Stored entries:
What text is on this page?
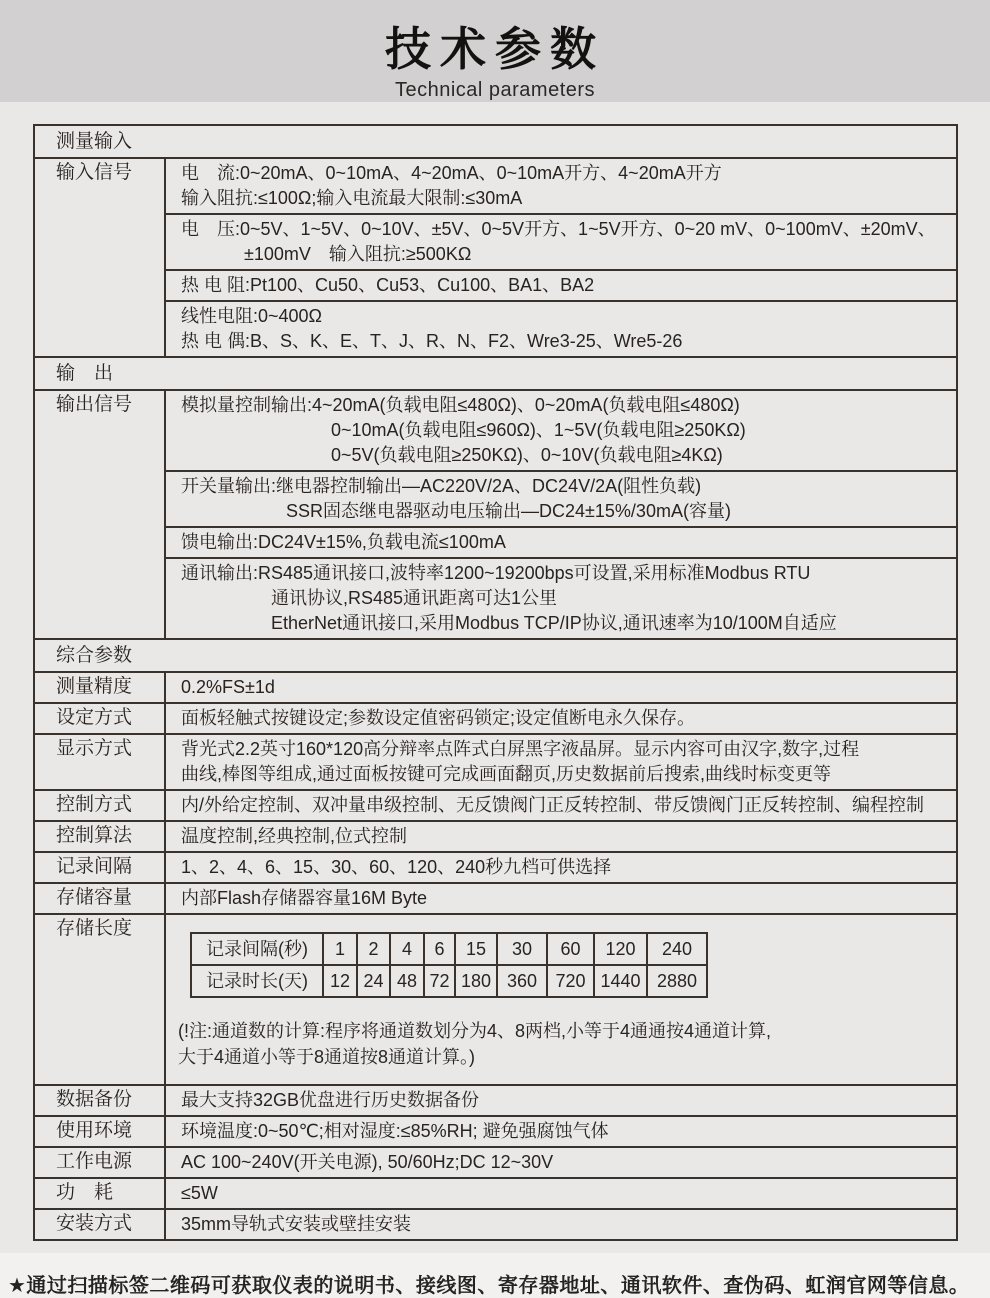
技术参数
Technical parameters
测量输入
输入信号	电　流:0~20mA、0~10mA、4~20mA、0~10mA开方、4~20mA开方
输入阻抗:≤100Ω;输入电流最大限制:≤30mA
电　压:0~5V、1~5V、0~10V、±5V、0~5V开方、1~5V开方、0~20 mV、0~100mV、±20mV、
±100mV　输入阻抗:≥500KΩ
热 电 阻:Pt100、Cu50、Cu53、Cu100、BA1、BA2
线性电阻:0~400Ω
热 电 偶:B、S、K、E、T、J、R、N、F2、Wre3-25、Wre5-26
输　出
输出信号	模拟量控制输出:4~20mA(负载电阻≤480Ω)、0~20mA(负载电阻≤480Ω)
0~10mA(负载电阻≤960Ω)、1~5V(负载电阻≥250KΩ)
0~5V(负载电阻≥250KΩ)、0~10V(负载电阻≥4KΩ)
开关量输出:继电器控制输出—AC220V/2A、DC24V/2A(阻性负载)
SSR固态继电器驱动电压输出—DC24±15%/30mA(容量)
馈电输出:DC24V±15%,负载电流≤100mA
通讯输出:RS485通讯接口,波特率1200~19200bps可设置,采用标准Modbus RTU
通讯协议,RS485通讯距离可达1公里
EtherNet通讯接口,采用Modbus TCP/IP协议,通讯速率为10/100M自适应
综合参数
测量精度	0.2%FS±1d
设定方式	面板轻触式按键设定;参数设定值密码锁定;设定值断电永久保存。
显示方式	背光式2.2英寸160*120高分辩率点阵式白屏黑字液晶屏。显示内容可由汉字,数字,过程
曲线,棒图等组成,通过面板按键可完成画面翻页,历史数据前后搜索,曲线时标变更等
控制方式	内/外给定控制、双冲量串级控制、无反馈阀门正反转控制、带反馈阀门正反转控制、编程控制
控制算法	温度控制,经典控制,位式控制
记录间隔	1、2、4、6、15、30、60、120、240秒九档可供选择
存储容量	内部Flash存储器容量16M Byte
存储长度
记录间隔(秒)	1	2	4	6	15	30	60	120	240
记录时长(天)	12 24 48 72 180 360	720 1440 2880
(!注:通道数的计算:程序将通道数划分为4、8两档,小等于4通通按4通道计算,
大于4通道小等于8通道按8通道计算。)
数据备份	最大支持32GB优盘进行历史数据备份
使用环境	环境温度:0~50℃;相对湿度:≤85%RH; 避免强腐蚀气体
工作电源	AC 100~240V(开关电源), 50/60Hz;DC 12~30V
功　耗	≤5W
安装方式	35mm导轨式安装或壁挂安装
★通过扫描标签二维码可获取仪表的说明书、接线图、寄存器地址、通讯软件、查伪码、虹润官网等信息。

**Task to complete**
Reproduce the material above in full and without alteration, but skip all pictures.

**Result of the task**
What text is on this page?
技术参数
Technical parameters
测量输入
输入信号	电　流:0~20mA、0~10mA、4~20mA、0~10mA开方、4~20mA开方
输入阻抗:≤100Ω;输入电流最大限制:≤30mA
电　压:0~5V、1~5V、0~10V、±5V、0~5V开方、1~5V开方、0~20 mV、0~100mV、±20mV、
±100mV　输入阻抗:≥500KΩ
热 电 阻:Pt100、Cu50、Cu53、Cu100、BA1、BA2
线性电阻:0~400Ω
热 电 偶:B、S、K、E、T、J、R、N、F2、Wre3-25、Wre5-26
输　出
输出信号	模拟量控制输出:4~20mA(负载电阻≤480Ω)、0~20mA(负载电阻≤480Ω)
0~10mA(负载电阻≤960Ω)、1~5V(负载电阻≥250KΩ)
0~5V(负载电阻≥250KΩ)、0~10V(负载电阻≥4KΩ)
开关量输出:继电器控制输出—AC220V/2A、DC24V/2A(阻性负载)
SSR固态继电器驱动电压输出—DC24±15%/30mA(容量)
馈电输出:DC24V±15%,负载电流≤100mA
通讯输出:RS485通讯接口,波特率1200~19200bps可设置,采用标准Modbus RTU
通讯协议,RS485通讯距离可达1公里
EtherNet通讯接口,采用Modbus TCP/IP协议,通讯速率为10/100M自适应
综合参数
测量精度	0.2%FS±1d
设定方式	面板轻触式按键设定;参数设定值密码锁定;设定值断电永久保存。
显示方式	背光式2.2英寸160*120高分辩率点阵式白屏黑字液晶屏。显示内容可由汉字,数字,过程
曲线,棒图等组成,通过面板按键可完成画面翻页,历史数据前后搜索,曲线时标变更等
控制方式	内/外给定控制、双冲量串级控制、无反馈阀门正反转控制、带反馈阀门正反转控制、编程控制
控制算法	温度控制,经典控制,位式控制
记录间隔	1、2、4、6、15、30、60、120、240秒九档可供选择
存储容量	内部Flash存储器容量16M Byte
存储长度
记录间隔(秒)	1	2	4	6	15	30	60	120	240
记录时长(天)	12 24 48 72 180 360	720 1440 2880
(!注:通道数的计算:程序将通道数划分为4、8两档,小等于4通通按4通道计算,
大于4通道小等于8通道按8通道计算。)
数据备份	最大支持32GB优盘进行历史数据备份
使用环境	环境温度:0~50℃;相对湿度:≤85%RH; 避免强腐蚀气体
工作电源	AC 100~240V(开关电源), 50/60Hz;DC 12~30V
功　耗	≤5W
安装方式	35mm导轨式安装或壁挂安装
★通过扫描标签二维码可获取仪表的说明书、接线图、寄存器地址、通讯软件、查伪码、虹润官网等信息。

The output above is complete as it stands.